**Passage shown:**
* START *
Updated: Jul 7, 2020

On Friday, October 25, 2019, Denver CALC and the Larimer County Public Health Department partnered to host “Planning with People First,” a built environment and health equity learning workshop. The event brought together city and nonprofit leaders from Denver and Larimer Counties together to discuss the challenges and importance of working together with community residents on health and environmental issues.

What is people-first planning?

In her opening remarks, Liz Young Winne of Larimer County Department of Health and Environment noted that, “Many of our partners are interested in community engagement, but some struggle to know the first steps to take.” Public health and other community-facing organizations have long known the importance of engaging and elevating the voices of the communities they serve. However, the processes and systems we use to “engage the community” need updating. Many of the residents we serve cannot engage with traditional public processes that occur during working hours, or do not include options for child care or interpretation. Even when these basic needs are met, people may not feel welcome or empowered to share their perspectives. As Kayla Gilbert stated in her introduction, traditional models of engagement cater most to residents with the time and resources to show up. Meanwhile, entire communities— their voices, their experiences, and their needs and strengths— can be left out completely. Our aim in hosting this workshop was to learn from regional efforts to improve outreach and participation in plans and policies, starting with people and their lived experiences.

In the first session, we heard from Paul Aldretti of Denver Public Health and Environment’s Office of Health Equity and Healthy Larimer. Paul discussed how DPHE was revising its approach to community outreach in Globeville-Elyria Swansea, an area which has long faced health and access challenges compared to the rest of Denver, and is currently the neighborhood most affected by the I-70 expansion. After a public hearing on a noise variance for the expansion revealed a number of community concerns beyond the project, DPHE has evolved its approach to community outreach, and is hosting a series of meetings in the neighborhood to hear and begin to address these concerns. By shifting their approach, DPHE hopes to begin to build more effective and trusted channels of communication for this neighborhood, both in light of the project and for continuing concerns or issues. As Paul stated, communities experience health and environmental issues in real time, in their daily lives, not as they are organized by city agencies. As public agencies, we can acknowledge this by building more flexibility and access points for concerns into our public engagement processes.

Next, two of the members of Healthy Larimer, Mary Maldonado and Darlene Kilpatrick, and Kelsey Lyon, Health Planning and Partnership Supervisor, spoke to the group about their resident-led committee that helps guide the Community Health Improvement Plan (CHIP) process for Larimer County Department of Health and Environment. A goal to “mobilize and share power” was identified through the CHIP process, putting the ball in the Health Department’s court on how to start. After several internal discussions to better understand health equity, the Department worked with the community to form a committee of residents to lead the CHIP process. They discussed the importance of recognizing and valuing different types of expertise, and the committee brought empathy and dimension to the plan. One of the committee members discussed how her lived experience helped her relate to and advocate for various groups mentioned in the CHIP, such as people living with substance use, homelessness, and family caretaking. The committee emphasized that local expertise, paying committee members, and providing child care were important strategies to help members stay engaged and contribute.
* END *
**Records provided:**
* START *
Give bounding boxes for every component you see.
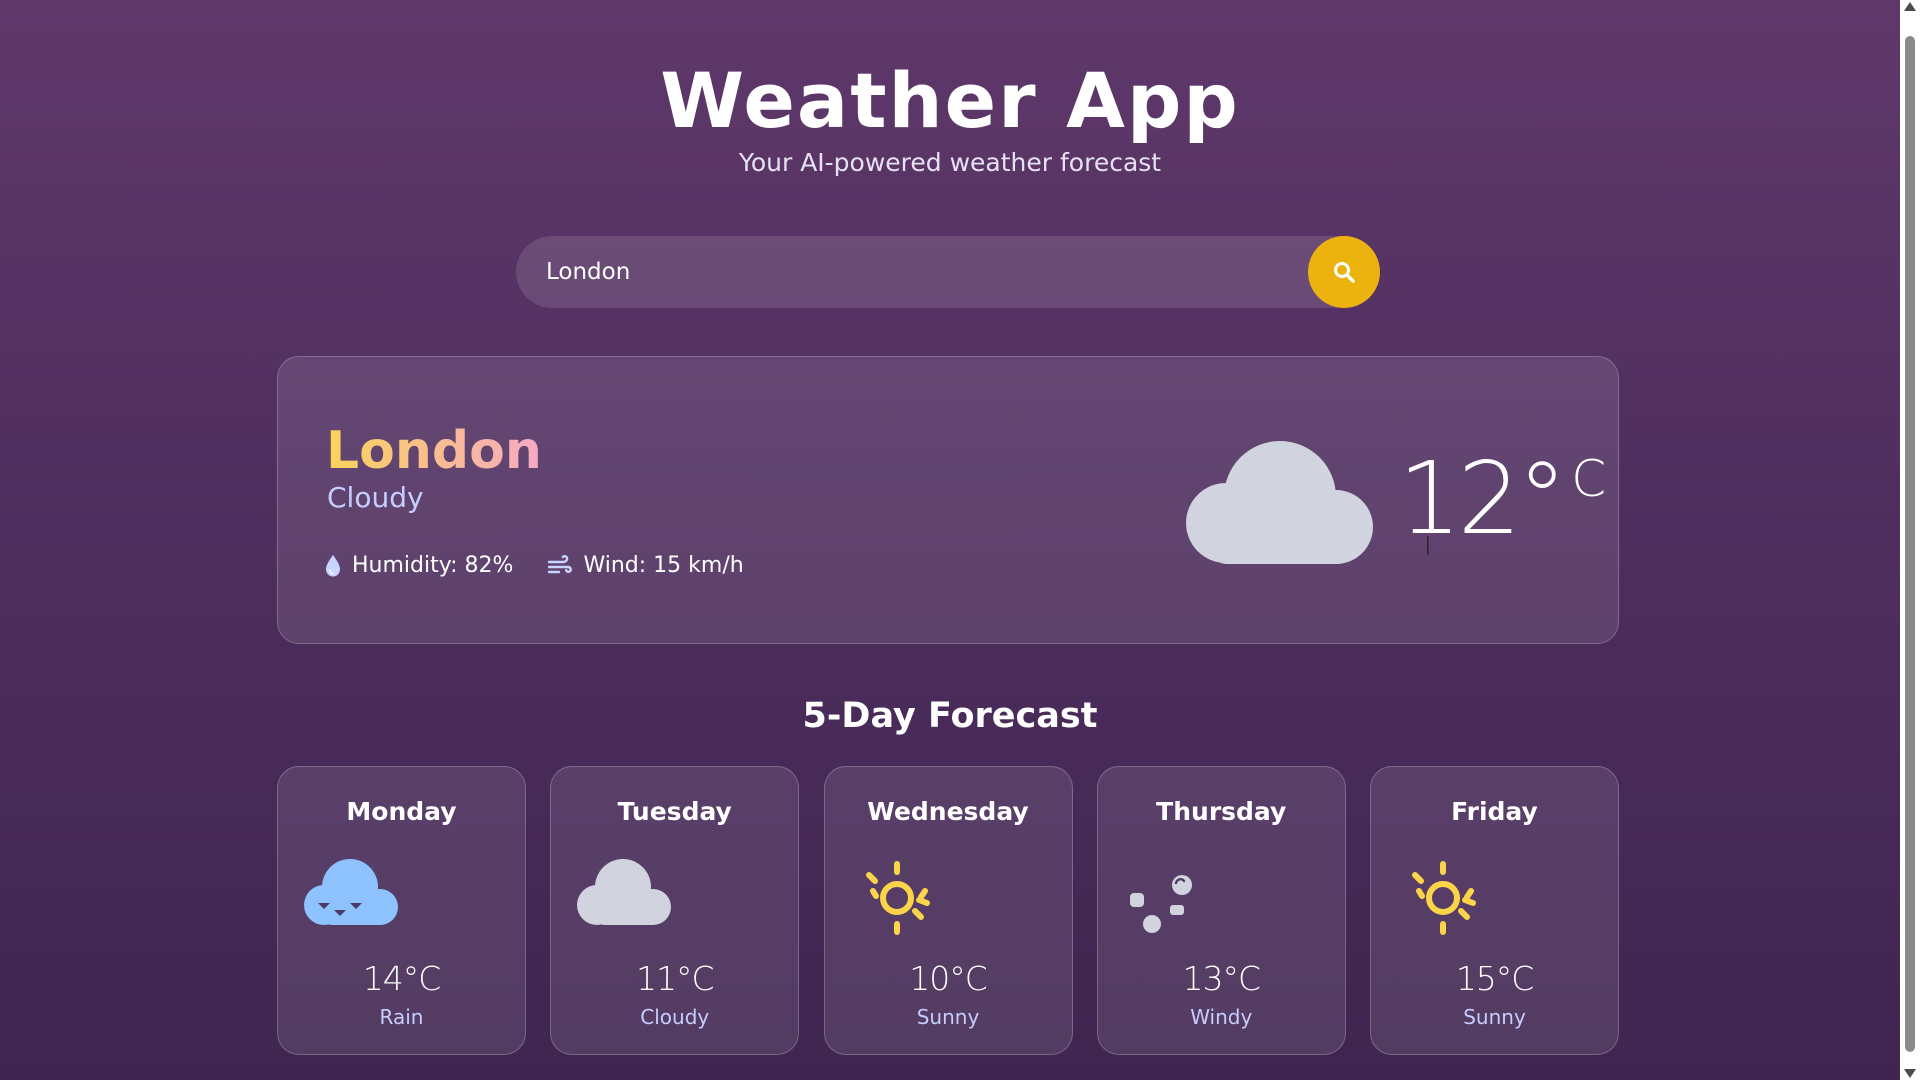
header: Weather App Your AI-powered weather fore… [0,56,1900,177]
forecast-card-monday: Monday 14°C Rain [277,766,526,1055]
day-name: Friday [1451,797,1538,826]
current-weather-card: London Cloudy Humidity: 82% Wind: 15 km/… [277,356,1619,644]
rain-cloud-icon [304,859,398,925]
sun-icon [865,861,930,935]
day-condition: Rain [379,1005,424,1029]
wind-icon [548,554,573,573]
temperature-unit: ° C [1517,447,1606,551]
app-subtitle: Your AI-powered weather forecast [738,148,1162,177]
temperature-value: 12 [1398,440,1521,557]
water-drop-icon [326,554,340,576]
day-name: Monday [346,797,457,826]
day-temperature: 14°C [362,959,442,998]
app-title: Weather App [660,56,1240,145]
day-condition: Windy [1190,1005,1253,1029]
scroll-down-arrow-icon[interactable] [1904,1069,1916,1078]
day-temperature: 15°C [1455,959,1535,998]
cloud-icon [577,859,672,925]
search-icon [1334,262,1355,283]
degree-symbol: ° [1517,440,1568,557]
scroll-thumb[interactable] [1905,36,1915,1052]
vertical-scrollbar[interactable] [1900,0,1920,1080]
weather-app: Weather App Your AI-powered weather fore… [0,0,1900,1080]
day-temperature: 11°C [635,959,715,998]
forecast-title: 5-Day Forecast [802,696,1098,736]
forecast-card-tuesday: Tuesday 11°C Cloudy [550,766,800,1055]
wind-label: Wind: 15 km/h [583,553,744,578]
forecast-card-thursday: Thursday 13°C Windy [1096,766,1346,1055]
forecast-card-wednesday: Wednesday 10°C Sunny [823,766,1073,1055]
forecast-card-friday: Friday 15°C Sunny [1370,766,1619,1055]
search-bar [516,236,1380,308]
wind-icon [1129,875,1192,933]
day-condition: Cloudy [640,1005,710,1029]
wind-detail: Wind: 15 km/h [547,553,744,578]
celsius-symbol: C [1571,450,1607,508]
weather-details: Humidity: 82% Wind: 15 km/h [324,553,778,578]
day-name: Thursday [1156,797,1287,826]
scroll-up-arrow-icon[interactable] [1904,2,1916,11]
day-name: Tuesday [617,797,732,826]
day-condition: Sunny [1463,1005,1526,1029]
search-button[interactable] [1308,236,1380,308]
day-temperature: 10°C [909,959,988,998]
forecast-row: Monday 14°C Rain Tuesday 11°C Cloudy Wed… [277,766,1619,1055]
sun-icon [1412,861,1476,935]
day-temperature: 13°C [1182,959,1261,998]
search-input[interactable] [546,236,1286,308]
day-condition: Sunny [916,1005,980,1029]
day-name: Wednesday [867,797,1029,826]
text-cursor-icon: I [1424,532,1432,562]
humidity-label: Humidity: 82% [352,553,514,578]
humidity-detail: Humidity: 82% [324,553,513,578]
city-name: London [326,421,542,481]
cloud-icon [1186,441,1373,564]
current-condition: Cloudy [327,481,424,514]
* END *
**Required tasks:**
1) In the workshop account, which two organizations partnered to host "Planning with People First"?
2) Drawing on the workshop account, explain in one to three sentences why DPHE changed its approach to community outreach in Globeville-Elyria Swansea.

**In response:**
1) Denver CALC and the Larimer County Public Health Department.

2) A public hearing on a noise variance for the I-70 expansion revealed a number of community concerns that went beyond the project. DPHE therefore began hosting a series of meetings in the neighborhood to hear and begin to address these concerns. It hoped to build more effective and trusted channels of communication, both for the project and for continuing issues.